§ The problem:
Set down all of the data exactly as it appears.

● ● ● ● ● ● ●

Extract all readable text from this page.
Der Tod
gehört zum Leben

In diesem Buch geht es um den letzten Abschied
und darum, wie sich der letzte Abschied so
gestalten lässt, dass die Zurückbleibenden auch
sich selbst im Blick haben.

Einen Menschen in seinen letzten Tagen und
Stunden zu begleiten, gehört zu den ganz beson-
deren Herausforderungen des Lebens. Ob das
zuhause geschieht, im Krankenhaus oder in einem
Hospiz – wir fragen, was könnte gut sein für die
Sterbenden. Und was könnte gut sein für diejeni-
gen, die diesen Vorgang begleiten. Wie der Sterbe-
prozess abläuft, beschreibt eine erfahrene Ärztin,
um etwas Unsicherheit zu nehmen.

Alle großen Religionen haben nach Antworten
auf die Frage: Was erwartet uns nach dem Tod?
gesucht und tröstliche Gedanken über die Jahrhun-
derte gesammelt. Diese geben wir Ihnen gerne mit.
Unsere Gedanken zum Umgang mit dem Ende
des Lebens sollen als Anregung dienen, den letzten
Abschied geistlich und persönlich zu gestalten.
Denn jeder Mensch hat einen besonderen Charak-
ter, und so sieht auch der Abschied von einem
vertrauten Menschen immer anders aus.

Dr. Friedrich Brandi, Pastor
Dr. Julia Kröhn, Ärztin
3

● ● ● ● ● ● ●

§ Solution to this task:
Extract all readable text from this page.
Der Tod
gehört zum Leben

In diesem Buch geht es um den letzten Abschied
und darum, wie sich der letzte Abschied so
gestalten lässt, dass die Zurückbleibenden auch
sich selbst im Blick haben.

Einen Menschen in seinen letzten Tagen und
Stunden zu begleiten, gehört zu den ganz beson-
deren Herausforderungen des Lebens. Ob das
zuhause geschieht, im Krankenhaus oder in einem
Hospiz – wir fragen, was könnte gut sein für die
Sterbenden. Und was könnte gut sein für diejeni-
gen, die diesen Vorgang begleiten. Wie der Sterbe-
prozess abläuft, beschreibt eine erfahrene Ärztin,
um etwas Unsicherheit zu nehmen.

Alle großen Religionen haben nach Antworten
auf die Frage: Was erwartet uns nach dem Tod?
gesucht und tröstliche Gedanken über die Jahrhun-
derte gesammelt. Diese geben wir Ihnen gerne mit.
Unsere Gedanken zum Umgang mit dem Ende
des Lebens sollen als Anregung dienen, den letzten
Abschied geistlich und persönlich zu gestalten.
Denn jeder Mensch hat einen besonderen Charak-
ter, und so sieht auch der Abschied von einem
vertrauten Menschen immer anders aus.

Dr. Friedrich Brandi, Pastor
Dr. Julia Kröhn, Ärztin
3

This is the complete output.